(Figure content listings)
--- start ---

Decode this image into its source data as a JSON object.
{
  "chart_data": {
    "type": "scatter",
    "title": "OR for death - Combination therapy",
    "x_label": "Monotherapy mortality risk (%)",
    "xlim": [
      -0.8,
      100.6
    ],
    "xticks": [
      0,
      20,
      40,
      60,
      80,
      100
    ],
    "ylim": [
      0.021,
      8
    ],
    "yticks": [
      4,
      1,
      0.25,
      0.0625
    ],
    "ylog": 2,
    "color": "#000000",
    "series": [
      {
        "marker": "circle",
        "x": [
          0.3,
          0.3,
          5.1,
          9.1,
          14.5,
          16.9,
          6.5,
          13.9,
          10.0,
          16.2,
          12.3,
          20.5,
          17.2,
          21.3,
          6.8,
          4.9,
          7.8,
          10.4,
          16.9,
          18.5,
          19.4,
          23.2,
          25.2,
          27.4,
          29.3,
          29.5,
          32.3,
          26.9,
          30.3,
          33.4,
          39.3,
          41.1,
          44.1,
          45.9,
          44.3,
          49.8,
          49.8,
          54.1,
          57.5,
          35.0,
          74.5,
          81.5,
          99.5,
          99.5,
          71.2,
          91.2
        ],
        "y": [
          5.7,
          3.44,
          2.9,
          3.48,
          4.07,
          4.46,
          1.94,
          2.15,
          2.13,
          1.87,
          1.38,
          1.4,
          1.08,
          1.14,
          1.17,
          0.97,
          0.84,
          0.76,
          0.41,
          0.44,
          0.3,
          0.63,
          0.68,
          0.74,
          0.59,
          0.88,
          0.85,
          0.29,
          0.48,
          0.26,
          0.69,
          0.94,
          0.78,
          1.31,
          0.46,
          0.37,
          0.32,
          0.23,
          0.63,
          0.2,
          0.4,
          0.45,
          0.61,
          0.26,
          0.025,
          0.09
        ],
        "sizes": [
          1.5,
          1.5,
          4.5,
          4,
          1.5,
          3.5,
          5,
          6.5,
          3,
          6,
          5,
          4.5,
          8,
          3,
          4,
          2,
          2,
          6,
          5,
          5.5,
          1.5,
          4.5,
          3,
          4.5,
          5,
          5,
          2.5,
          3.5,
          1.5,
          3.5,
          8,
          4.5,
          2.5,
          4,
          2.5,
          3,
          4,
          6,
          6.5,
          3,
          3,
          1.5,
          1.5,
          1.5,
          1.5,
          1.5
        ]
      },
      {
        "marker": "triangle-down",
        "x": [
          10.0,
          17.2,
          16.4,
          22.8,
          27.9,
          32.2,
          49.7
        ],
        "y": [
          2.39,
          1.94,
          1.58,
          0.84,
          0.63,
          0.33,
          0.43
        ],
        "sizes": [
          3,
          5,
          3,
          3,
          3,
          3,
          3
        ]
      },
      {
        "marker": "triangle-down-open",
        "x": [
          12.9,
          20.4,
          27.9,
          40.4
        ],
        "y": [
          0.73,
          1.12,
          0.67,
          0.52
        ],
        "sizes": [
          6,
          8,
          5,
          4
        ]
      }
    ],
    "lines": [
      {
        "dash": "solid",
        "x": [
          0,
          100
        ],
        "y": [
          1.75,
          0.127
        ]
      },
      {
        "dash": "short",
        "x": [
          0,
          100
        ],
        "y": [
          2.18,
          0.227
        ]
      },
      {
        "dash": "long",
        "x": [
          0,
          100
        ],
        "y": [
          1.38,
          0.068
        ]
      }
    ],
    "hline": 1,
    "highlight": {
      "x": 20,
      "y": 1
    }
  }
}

--- end ---

▶ **Given exercise**
Pick out all the lines with the word "triangle" in them and copy them.

▶ **Right answer**
        "marker": "triangle-down",
        "marker": "triangle-down-open",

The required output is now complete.